— Start —

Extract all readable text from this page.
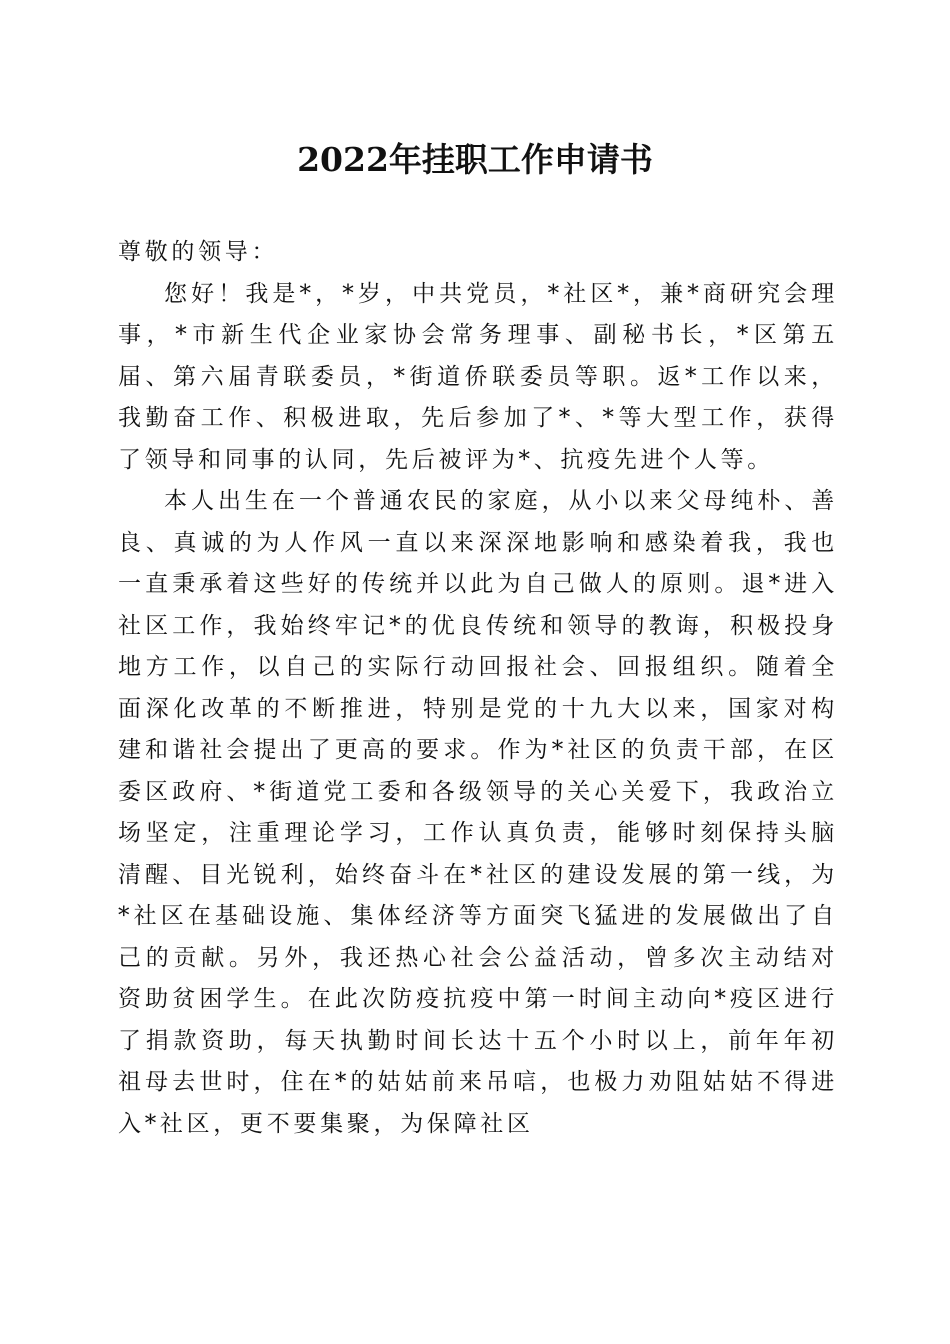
2022年挂职工作申请书

尊敬的领导：

您好！我是*，*岁，中共党员，*社区*，兼*商研究会理事，*市新生代企业家协会常务理事、副秘书长，*区第五届、第六届青联委员，*街道侨联委员等职。返*工作以来，我勤奋工作、积极进取，先后参加了*、*等大型工作，获得了领导和同事的认同，先后被评为*、抗疫先进个人等。

本人出生在一个普通农民的家庭，从小以来父母纯朴、善良、真诚的为人作风一直以来深深地影响和感染着我，我也一直秉承着这些好的传统并以此为自己做人的原则。退*进入社区工作，我始终牢记*的优良传统和领导的教诲，积极投身地方工作，以自己的实际行动回报社会、回报组织。随着全面深化改革的不断推进，特别是党的十九大以来，国家对构建和谐社会提出了更高的要求。作为*社区的负责干部，在区委区政府、*街道党工委和各级领导的关心关爱下，我政治立场坚定，注重理论学习，工作认真负责，能够时刻保持头脑清醒、目光锐利，始终奋斗在*社区的建设发展的第一线，为*社区在基础设施、集体经济等方面突飞猛进的发展做出了自己的贡献。另外，我还热心社会公益活动，曾多次主动结对资助贫困学生。在此次防疫抗疫中第一时间主动向*疫区进行了捐款资助，每天执勤时间长达十五个小时以上，前年年初祖母去世时，住在*的姑姑前来吊唁，也极力劝阻姑姑不得进入*社区，更不要集聚，为保障社区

— End —

• What you are asked to do: Your copy should hold every record word for word and none of the pictures.

• Response to this task:
Extract all readable text from this page.
2022年挂职工作申请书

尊敬的领导：

您好！我是*，*岁，中共党员，*社区*，兼*商研究会理事，*市新生代企业家协会常务理事、副秘书长，*区第五届、第六届青联委员，*街道侨联委员等职。返*工作以来，我勤奋工作、积极进取，先后参加了*、*等大型工作，获得了领导和同事的认同，先后被评为*、抗疫先进个人等。

本人出生在一个普通农民的家庭，从小以来父母纯朴、善良、真诚的为人作风一直以来深深地影响和感染着我，我也一直秉承着这些好的传统并以此为自己做人的原则。退*进入社区工作，我始终牢记*的优良传统和领导的教诲，积极投身地方工作，以自己的实际行动回报社会、回报组织。随着全面深化改革的不断推进，特别是党的十九大以来，国家对构建和谐社会提出了更高的要求。作为*社区的负责干部，在区委区政府、*街道党工委和各级领导的关心关爱下，我政治立场坚定，注重理论学习，工作认真负责，能够时刻保持头脑清醒、目光锐利，始终奋斗在*社区的建设发展的第一线，为*社区在基础设施、集体经济等方面突飞猛进的发展做出了自己的贡献。另外，我还热心社会公益活动，曾多次主动结对资助贫困学生。在此次防疫抗疫中第一时间主动向*疫区进行了捐款资助，每天执勤时间长达十五个小时以上，前年年初祖母去世时，住在*的姑姑前来吊唁，也极力劝阻姑姑不得进入*社区，更不要集聚，为保障社区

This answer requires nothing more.